• Brief: Return the material exactly as supplied, apart from the pictures, which are omitted.

• Data provided:
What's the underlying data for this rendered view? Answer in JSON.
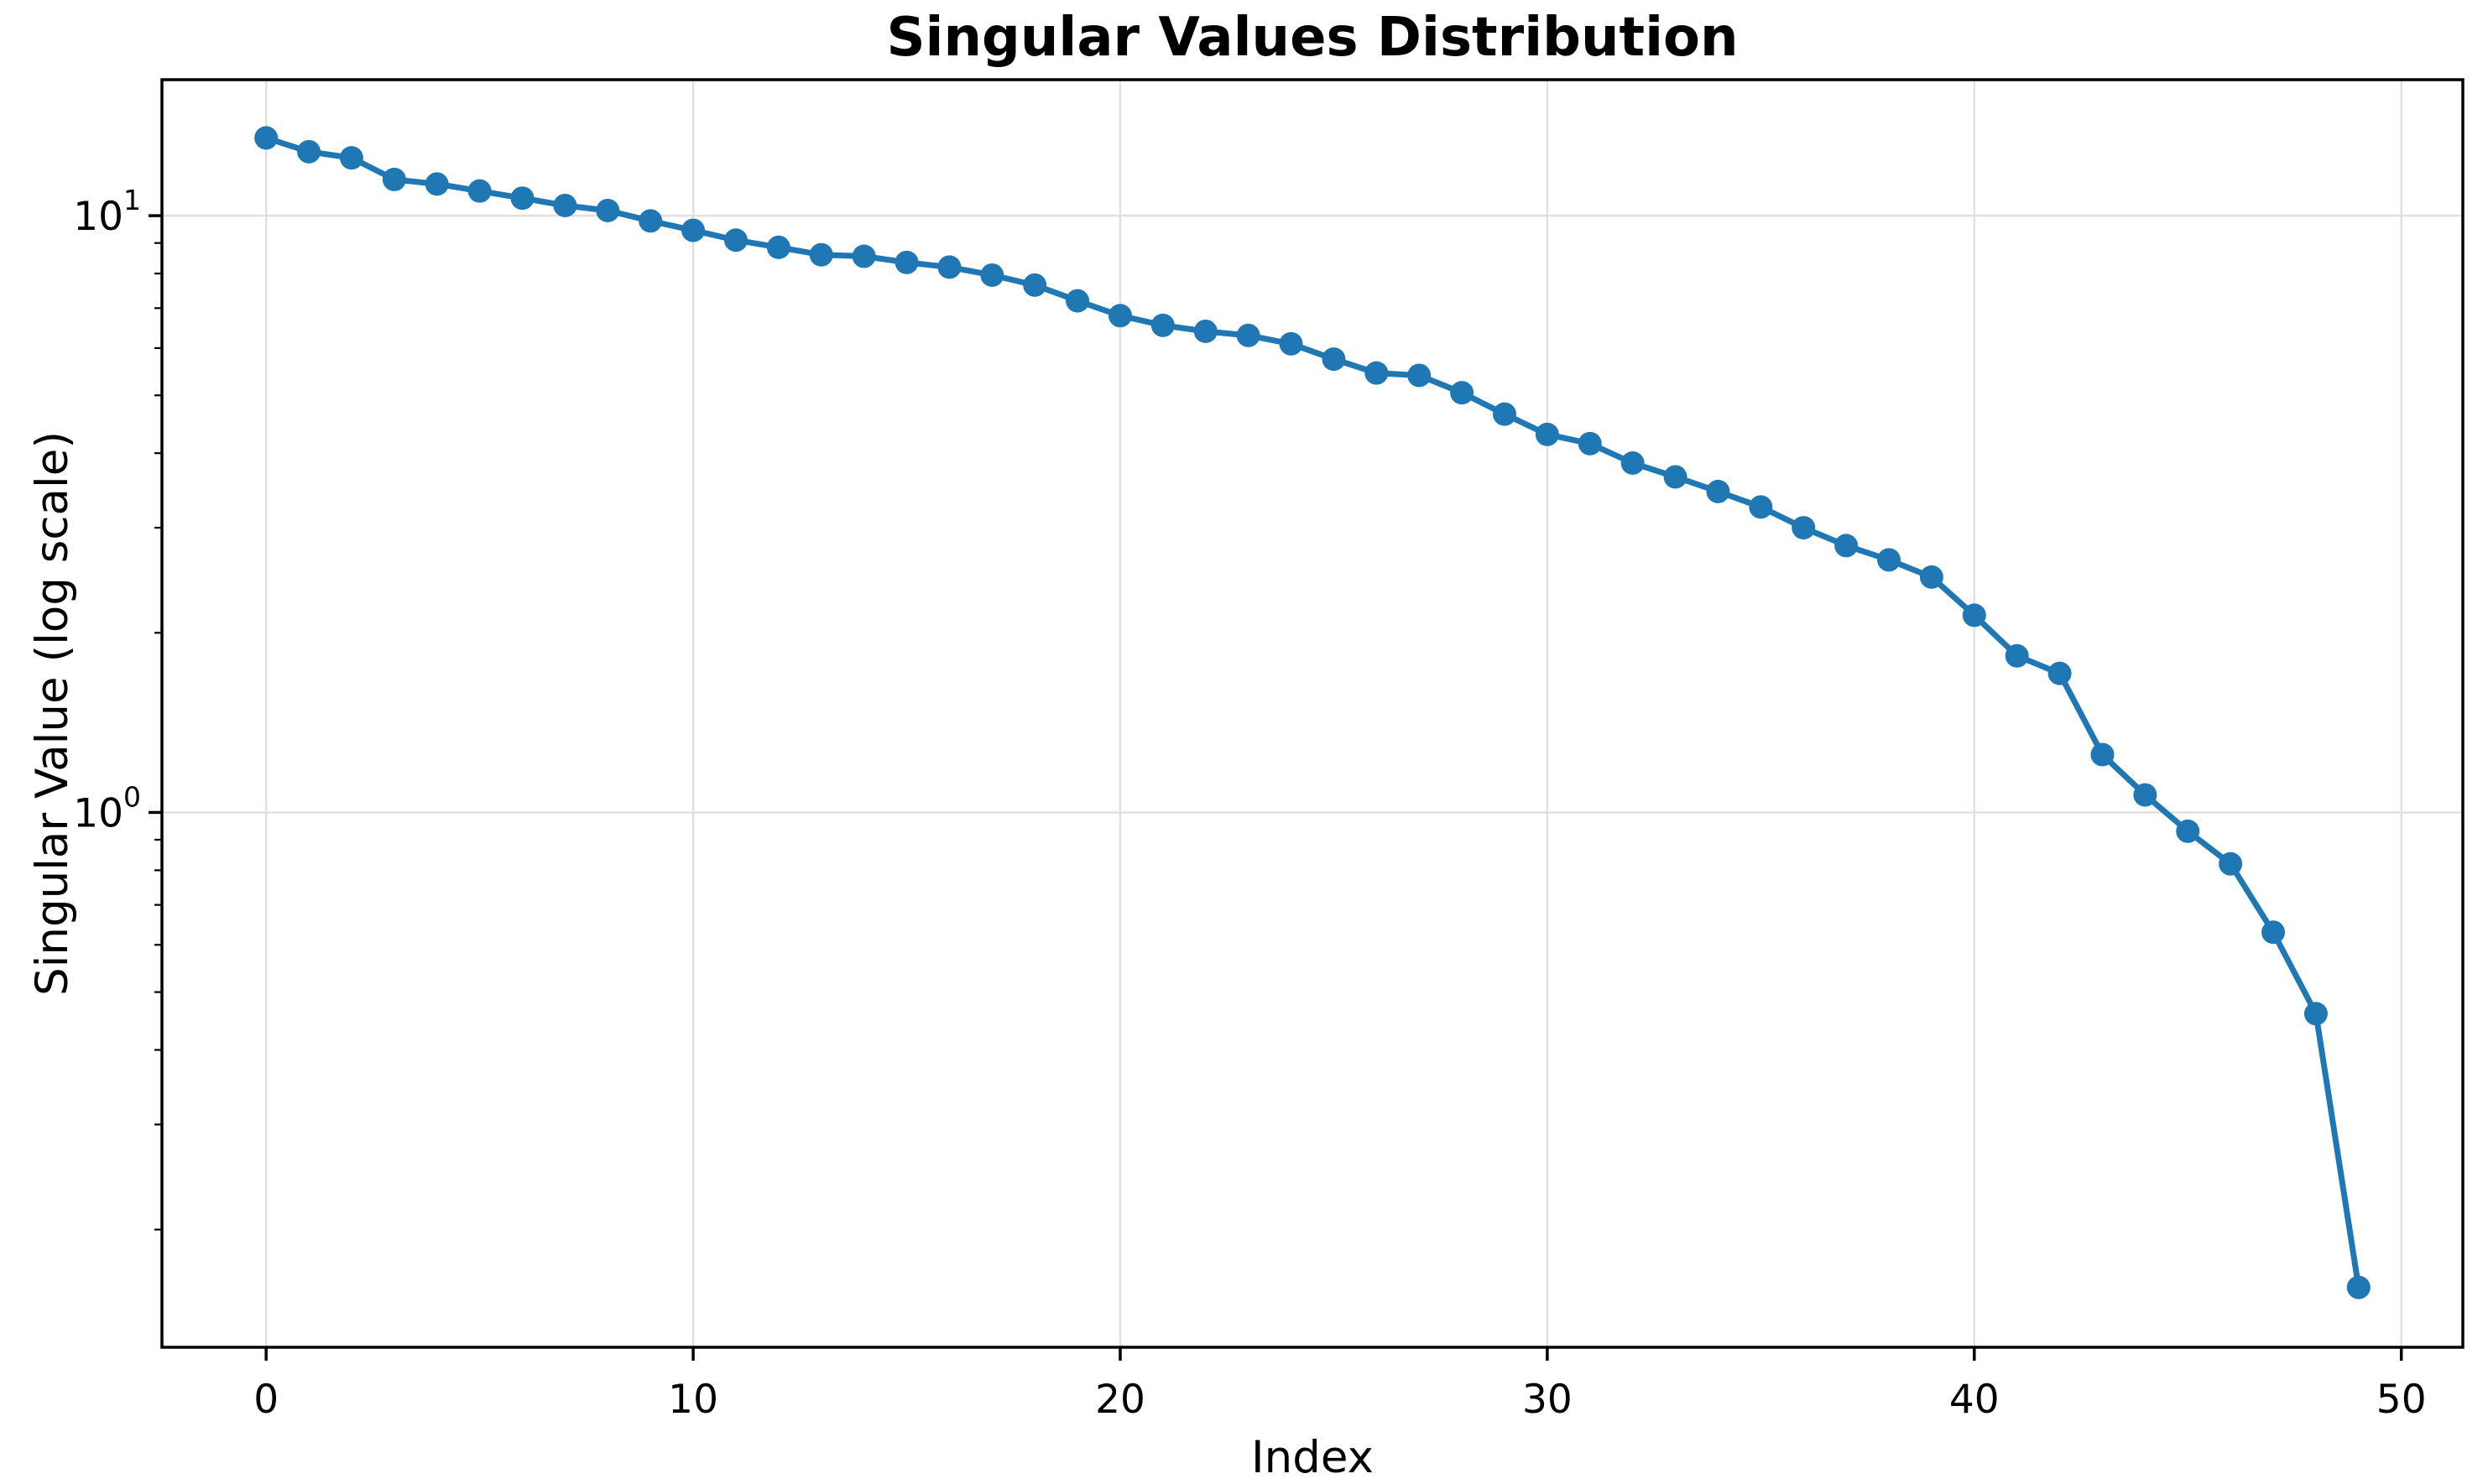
{
  "figure": {
    "title": "Singular Values Distribution",
    "xlabel": "Index",
    "ylabel": "Singular Value (log scale)"
  },
  "chart_data": {
    "type": "line",
    "title": "Singular Values Distribution",
    "xlabel": "Index",
    "ylabel": "Singular Value (log scale)",
    "yscale": "log",
    "xscale": "linear",
    "x": [
      0,
      1,
      2,
      3,
      4,
      5,
      6,
      7,
      8,
      9,
      10,
      11,
      12,
      13,
      14,
      15,
      16,
      17,
      18,
      19,
      20,
      21,
      22,
      23,
      24,
      25,
      26,
      27,
      28,
      29,
      30,
      31,
      32,
      33,
      34,
      35,
      36,
      37,
      38,
      39,
      40,
      41,
      42,
      43,
      44,
      45,
      46,
      47,
      48,
      49
    ],
    "values": [
      13.5,
      12.8,
      12.5,
      11.5,
      11.3,
      11.0,
      10.7,
      10.4,
      10.2,
      9.8,
      9.45,
      9.1,
      8.85,
      8.6,
      8.55,
      8.35,
      8.2,
      7.95,
      7.65,
      7.2,
      6.8,
      6.55,
      6.4,
      6.3,
      6.1,
      5.75,
      5.45,
      5.4,
      5.05,
      4.65,
      4.3,
      4.15,
      3.85,
      3.65,
      3.45,
      3.25,
      3.0,
      2.8,
      2.65,
      2.48,
      2.14,
      1.83,
      1.71,
      1.25,
      1.07,
      0.93,
      0.82,
      0.63,
      0.46,
      0.16
    ],
    "xlim": [
      -2.44,
      51.44
    ],
    "ylim": [
      0.127,
      16.9
    ],
    "xticks": [
      0,
      10,
      20,
      30,
      40,
      50
    ],
    "yticks": [
      {
        "value": 1,
        "label": "10^0"
      },
      {
        "value": 10,
        "label": "10^1"
      }
    ],
    "grid": "major",
    "legend": "none",
    "line_color": "#1f77b4",
    "marker_color": "#1f77b4",
    "grid_color": "#e0e0e0",
    "spine_color": "#000000",
    "background_color": "#ffffff",
    "marker": "o"
  }
}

• Task response:
What's the underlying data for this rendered view? Answer in JSON.
{
  "figure": {
    "title": "Singular Values Distribution",
    "xlabel": "Index",
    "ylabel": "Singular Value (log scale)"
  },
  "chart_data": {
    "type": "line",
    "title": "Singular Values Distribution",
    "xlabel": "Index",
    "ylabel": "Singular Value (log scale)",
    "yscale": "log",
    "xscale": "linear",
    "x": [
      0,
      1,
      2,
      3,
      4,
      5,
      6,
      7,
      8,
      9,
      10,
      11,
      12,
      13,
      14,
      15,
      16,
      17,
      18,
      19,
      20,
      21,
      22,
      23,
      24,
      25,
      26,
      27,
      28,
      29,
      30,
      31,
      32,
      33,
      34,
      35,
      36,
      37,
      38,
      39,
      40,
      41,
      42,
      43,
      44,
      45,
      46,
      47,
      48,
      49
    ],
    "values": [
      13.5,
      12.8,
      12.5,
      11.5,
      11.3,
      11.0,
      10.7,
      10.4,
      10.2,
      9.8,
      9.45,
      9.1,
      8.85,
      8.6,
      8.55,
      8.35,
      8.2,
      7.95,
      7.65,
      7.2,
      6.8,
      6.55,
      6.4,
      6.3,
      6.1,
      5.75,
      5.45,
      5.4,
      5.05,
      4.65,
      4.3,
      4.15,
      3.85,
      3.65,
      3.45,
      3.25,
      3.0,
      2.8,
      2.65,
      2.48,
      2.14,
      1.83,
      1.71,
      1.25,
      1.07,
      0.93,
      0.82,
      0.63,
      0.46,
      0.16
    ],
    "xlim": [
      -2.44,
      51.44
    ],
    "ylim": [
      0.127,
      16.9
    ],
    "xticks": [
      0,
      10,
      20,
      30,
      40,
      50
    ],
    "yticks": [
      {
        "value": 1,
        "label": "10^0"
      },
      {
        "value": 10,
        "label": "10^1"
      }
    ],
    "grid": "major",
    "legend": "none",
    "line_color": "#1f77b4",
    "marker_color": "#1f77b4",
    "grid_color": "#e0e0e0",
    "spine_color": "#000000",
    "background_color": "#ffffff",
    "marker": "o"
  }
}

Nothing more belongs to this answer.